***** Input

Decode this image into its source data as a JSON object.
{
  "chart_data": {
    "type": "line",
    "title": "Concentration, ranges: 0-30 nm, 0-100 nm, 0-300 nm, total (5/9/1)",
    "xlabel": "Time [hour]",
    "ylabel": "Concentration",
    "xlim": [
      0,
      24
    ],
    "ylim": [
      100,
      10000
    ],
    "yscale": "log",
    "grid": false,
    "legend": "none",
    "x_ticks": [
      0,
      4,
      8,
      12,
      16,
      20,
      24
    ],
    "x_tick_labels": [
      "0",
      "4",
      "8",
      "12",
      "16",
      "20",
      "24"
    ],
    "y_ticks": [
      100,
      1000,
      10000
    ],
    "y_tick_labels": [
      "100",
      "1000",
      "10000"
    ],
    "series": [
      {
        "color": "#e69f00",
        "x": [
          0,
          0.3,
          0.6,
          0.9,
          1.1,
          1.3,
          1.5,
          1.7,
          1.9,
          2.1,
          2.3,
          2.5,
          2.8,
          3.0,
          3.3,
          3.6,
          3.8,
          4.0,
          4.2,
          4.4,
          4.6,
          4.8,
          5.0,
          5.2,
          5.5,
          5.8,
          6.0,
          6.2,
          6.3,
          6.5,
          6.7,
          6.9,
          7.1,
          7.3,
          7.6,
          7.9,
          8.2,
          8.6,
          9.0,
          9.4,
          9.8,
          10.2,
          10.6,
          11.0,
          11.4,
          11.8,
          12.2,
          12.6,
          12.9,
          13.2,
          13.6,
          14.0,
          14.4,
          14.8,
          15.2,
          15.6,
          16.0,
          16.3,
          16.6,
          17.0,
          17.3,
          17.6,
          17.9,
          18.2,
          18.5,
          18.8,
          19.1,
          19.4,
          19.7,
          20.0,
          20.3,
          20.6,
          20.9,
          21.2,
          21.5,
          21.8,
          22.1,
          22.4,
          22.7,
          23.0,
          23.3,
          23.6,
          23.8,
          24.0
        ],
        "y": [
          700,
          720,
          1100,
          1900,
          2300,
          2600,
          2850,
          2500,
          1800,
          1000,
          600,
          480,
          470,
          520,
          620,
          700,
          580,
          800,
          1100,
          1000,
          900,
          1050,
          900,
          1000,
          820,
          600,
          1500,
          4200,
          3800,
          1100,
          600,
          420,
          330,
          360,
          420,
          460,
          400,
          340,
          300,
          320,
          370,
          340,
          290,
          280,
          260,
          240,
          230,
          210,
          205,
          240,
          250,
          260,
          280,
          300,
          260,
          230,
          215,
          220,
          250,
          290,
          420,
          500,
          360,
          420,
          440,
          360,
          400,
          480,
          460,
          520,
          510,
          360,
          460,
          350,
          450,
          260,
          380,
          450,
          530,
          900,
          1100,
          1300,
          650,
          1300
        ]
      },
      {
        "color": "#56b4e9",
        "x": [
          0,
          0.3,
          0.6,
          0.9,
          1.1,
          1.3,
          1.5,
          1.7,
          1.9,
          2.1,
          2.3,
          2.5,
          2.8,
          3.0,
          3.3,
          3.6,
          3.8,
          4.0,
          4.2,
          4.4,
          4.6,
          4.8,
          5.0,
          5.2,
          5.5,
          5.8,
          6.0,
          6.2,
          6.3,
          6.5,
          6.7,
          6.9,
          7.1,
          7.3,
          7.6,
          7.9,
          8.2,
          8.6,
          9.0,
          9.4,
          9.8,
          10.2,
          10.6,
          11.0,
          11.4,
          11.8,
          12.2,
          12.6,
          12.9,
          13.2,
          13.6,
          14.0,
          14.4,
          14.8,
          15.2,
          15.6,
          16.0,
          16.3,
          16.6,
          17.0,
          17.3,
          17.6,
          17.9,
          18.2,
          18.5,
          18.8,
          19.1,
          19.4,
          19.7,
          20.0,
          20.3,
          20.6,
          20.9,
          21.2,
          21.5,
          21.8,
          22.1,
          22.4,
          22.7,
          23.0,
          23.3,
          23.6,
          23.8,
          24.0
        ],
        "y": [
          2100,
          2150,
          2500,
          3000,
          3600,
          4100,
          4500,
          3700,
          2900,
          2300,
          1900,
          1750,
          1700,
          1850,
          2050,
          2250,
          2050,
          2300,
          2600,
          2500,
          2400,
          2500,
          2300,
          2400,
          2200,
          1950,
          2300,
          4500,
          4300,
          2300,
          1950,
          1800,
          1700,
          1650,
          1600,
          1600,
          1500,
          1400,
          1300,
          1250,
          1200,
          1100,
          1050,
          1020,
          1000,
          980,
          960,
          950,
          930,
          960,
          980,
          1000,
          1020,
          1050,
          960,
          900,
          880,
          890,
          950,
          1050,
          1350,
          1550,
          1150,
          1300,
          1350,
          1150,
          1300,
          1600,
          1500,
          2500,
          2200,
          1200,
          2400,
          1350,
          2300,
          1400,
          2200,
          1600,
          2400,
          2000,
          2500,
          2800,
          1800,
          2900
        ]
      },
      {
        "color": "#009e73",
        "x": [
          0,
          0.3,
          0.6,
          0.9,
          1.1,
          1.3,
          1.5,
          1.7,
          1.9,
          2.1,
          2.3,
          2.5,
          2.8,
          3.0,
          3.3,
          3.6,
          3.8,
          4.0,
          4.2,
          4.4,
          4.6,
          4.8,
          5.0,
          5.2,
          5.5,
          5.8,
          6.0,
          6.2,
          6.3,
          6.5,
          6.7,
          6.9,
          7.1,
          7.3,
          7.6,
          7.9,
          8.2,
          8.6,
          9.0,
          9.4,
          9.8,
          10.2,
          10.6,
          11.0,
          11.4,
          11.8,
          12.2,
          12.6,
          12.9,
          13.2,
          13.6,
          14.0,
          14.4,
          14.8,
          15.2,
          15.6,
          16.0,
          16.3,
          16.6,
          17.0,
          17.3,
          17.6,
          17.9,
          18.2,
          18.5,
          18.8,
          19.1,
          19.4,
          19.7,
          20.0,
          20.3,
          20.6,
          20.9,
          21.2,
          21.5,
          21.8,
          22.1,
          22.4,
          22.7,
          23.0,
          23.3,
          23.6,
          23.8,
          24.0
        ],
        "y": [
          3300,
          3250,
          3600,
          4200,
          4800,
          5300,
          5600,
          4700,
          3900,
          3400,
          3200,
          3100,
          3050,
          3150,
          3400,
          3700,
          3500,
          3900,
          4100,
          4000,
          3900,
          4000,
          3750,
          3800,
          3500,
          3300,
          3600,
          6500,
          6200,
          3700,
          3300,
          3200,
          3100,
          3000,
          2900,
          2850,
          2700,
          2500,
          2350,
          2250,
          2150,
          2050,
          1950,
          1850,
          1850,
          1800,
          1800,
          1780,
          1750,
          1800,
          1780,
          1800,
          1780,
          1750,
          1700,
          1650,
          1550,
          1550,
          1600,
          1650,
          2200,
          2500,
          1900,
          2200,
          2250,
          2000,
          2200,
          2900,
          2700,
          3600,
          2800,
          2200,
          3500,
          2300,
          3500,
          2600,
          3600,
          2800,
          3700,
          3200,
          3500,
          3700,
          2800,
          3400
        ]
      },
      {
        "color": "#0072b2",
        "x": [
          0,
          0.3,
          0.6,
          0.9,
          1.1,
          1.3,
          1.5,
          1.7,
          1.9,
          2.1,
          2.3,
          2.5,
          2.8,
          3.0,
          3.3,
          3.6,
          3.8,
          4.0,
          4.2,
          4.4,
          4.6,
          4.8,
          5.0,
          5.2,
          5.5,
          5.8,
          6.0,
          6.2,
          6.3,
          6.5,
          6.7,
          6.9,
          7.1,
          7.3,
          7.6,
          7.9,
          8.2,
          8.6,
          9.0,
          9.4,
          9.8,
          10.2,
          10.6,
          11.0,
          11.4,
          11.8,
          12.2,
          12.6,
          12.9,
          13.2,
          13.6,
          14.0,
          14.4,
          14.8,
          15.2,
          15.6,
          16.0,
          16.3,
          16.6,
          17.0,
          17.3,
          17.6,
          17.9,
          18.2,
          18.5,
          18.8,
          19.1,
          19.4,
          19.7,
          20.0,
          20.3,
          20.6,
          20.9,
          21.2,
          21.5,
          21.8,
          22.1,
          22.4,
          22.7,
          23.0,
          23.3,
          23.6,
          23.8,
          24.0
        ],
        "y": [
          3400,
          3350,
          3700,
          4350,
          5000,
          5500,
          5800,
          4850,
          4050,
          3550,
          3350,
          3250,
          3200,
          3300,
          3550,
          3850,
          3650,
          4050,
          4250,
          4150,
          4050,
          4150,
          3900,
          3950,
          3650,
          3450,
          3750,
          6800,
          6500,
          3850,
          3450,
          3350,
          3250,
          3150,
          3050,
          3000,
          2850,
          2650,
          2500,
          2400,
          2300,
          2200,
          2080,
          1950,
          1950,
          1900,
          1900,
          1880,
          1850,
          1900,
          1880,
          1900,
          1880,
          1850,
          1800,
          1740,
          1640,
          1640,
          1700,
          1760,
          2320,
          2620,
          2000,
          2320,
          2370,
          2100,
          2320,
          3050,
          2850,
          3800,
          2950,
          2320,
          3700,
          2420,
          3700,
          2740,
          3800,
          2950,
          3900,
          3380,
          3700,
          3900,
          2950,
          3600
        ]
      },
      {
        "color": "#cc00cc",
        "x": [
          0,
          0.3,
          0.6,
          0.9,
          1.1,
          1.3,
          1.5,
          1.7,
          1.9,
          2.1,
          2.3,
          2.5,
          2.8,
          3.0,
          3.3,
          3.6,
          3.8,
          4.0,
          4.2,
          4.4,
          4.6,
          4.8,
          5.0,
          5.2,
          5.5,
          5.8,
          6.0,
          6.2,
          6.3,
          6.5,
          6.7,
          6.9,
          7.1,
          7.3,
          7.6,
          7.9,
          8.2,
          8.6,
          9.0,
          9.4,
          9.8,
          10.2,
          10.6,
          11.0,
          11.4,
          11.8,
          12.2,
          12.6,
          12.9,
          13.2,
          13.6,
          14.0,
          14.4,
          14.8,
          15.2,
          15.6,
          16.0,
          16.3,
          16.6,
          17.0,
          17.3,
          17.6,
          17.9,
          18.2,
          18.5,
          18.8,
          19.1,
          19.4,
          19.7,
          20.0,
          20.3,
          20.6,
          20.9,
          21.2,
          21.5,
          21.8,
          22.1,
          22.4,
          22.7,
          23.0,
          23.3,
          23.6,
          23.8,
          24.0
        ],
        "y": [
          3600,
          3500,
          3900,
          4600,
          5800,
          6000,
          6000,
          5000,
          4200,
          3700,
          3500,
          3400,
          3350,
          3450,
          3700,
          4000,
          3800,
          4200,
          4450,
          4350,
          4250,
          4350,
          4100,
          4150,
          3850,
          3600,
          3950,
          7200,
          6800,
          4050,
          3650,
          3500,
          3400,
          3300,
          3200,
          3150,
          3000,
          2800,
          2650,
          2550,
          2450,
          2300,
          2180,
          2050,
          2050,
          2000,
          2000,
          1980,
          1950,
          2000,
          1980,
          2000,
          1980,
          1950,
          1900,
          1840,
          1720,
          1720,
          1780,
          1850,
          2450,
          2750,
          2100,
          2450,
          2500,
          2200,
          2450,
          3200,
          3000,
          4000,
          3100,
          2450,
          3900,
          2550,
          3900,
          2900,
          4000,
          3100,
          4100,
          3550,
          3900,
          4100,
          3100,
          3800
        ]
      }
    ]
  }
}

**********

__Your goal__. Look through the entries and return every line where "color" appears.

__Task answer__.
        "color": "#e69f00",
        "color": "#56b4e9",
        "color": "#009e73",
        "color": "#0072b2",
        "color": "#cc00cc",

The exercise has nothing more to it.